[Data records]
START
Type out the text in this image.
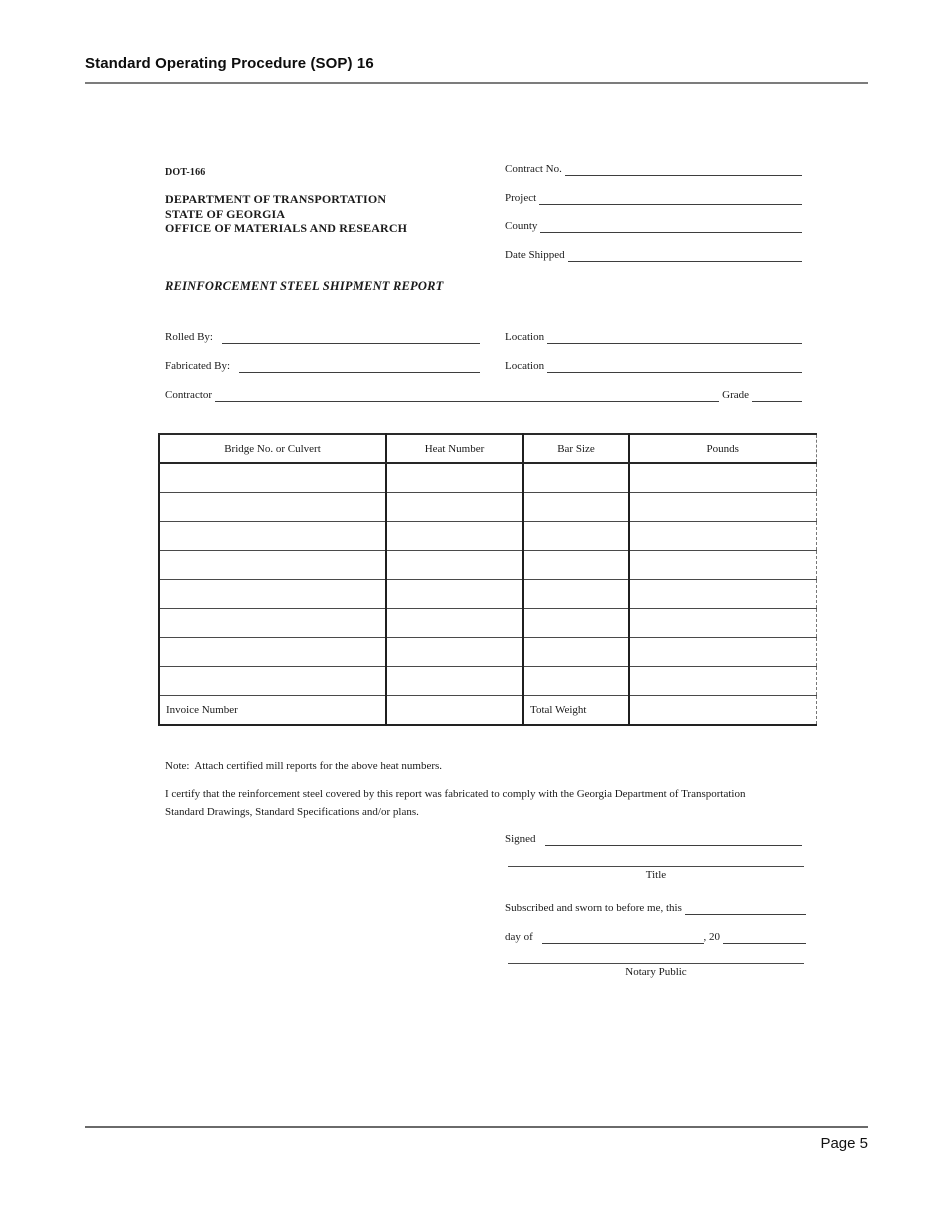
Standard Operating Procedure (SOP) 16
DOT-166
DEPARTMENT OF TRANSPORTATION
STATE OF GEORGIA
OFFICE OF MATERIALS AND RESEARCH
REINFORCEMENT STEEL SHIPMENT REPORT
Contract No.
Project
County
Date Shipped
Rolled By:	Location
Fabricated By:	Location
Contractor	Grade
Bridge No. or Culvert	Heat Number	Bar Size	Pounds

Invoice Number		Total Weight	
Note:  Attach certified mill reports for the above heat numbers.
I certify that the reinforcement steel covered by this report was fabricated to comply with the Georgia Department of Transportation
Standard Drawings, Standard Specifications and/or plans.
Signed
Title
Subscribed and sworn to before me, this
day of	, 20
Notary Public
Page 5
END
*Aim of the task:*
Transcribe the whole listing exactly. Pictures are excluded.

*Reply to the task:*
Type out the text in this image.
Standard Operating Procedure (SOP) 16
DOT-166
DEPARTMENT OF TRANSPORTATION
STATE OF GEORGIA
OFFICE OF MATERIALS AND RESEARCH
REINFORCEMENT STEEL SHIPMENT REPORT
Contract No.
Project
County
Date Shipped
Rolled By:	Location
Fabricated By:	Location
Contractor	Grade
Bridge No. or Culvert	Heat Number	Bar Size	Pounds

Invoice Number		Total Weight	
Note:  Attach certified mill reports for the above heat numbers.
I certify that the reinforcement steel covered by this report was fabricated to comply with the Georgia Department of Transportation
Standard Drawings, Standard Specifications and/or plans.
Signed
Title
Subscribed and sworn to before me, this
day of	, 20
Notary Public
Page 5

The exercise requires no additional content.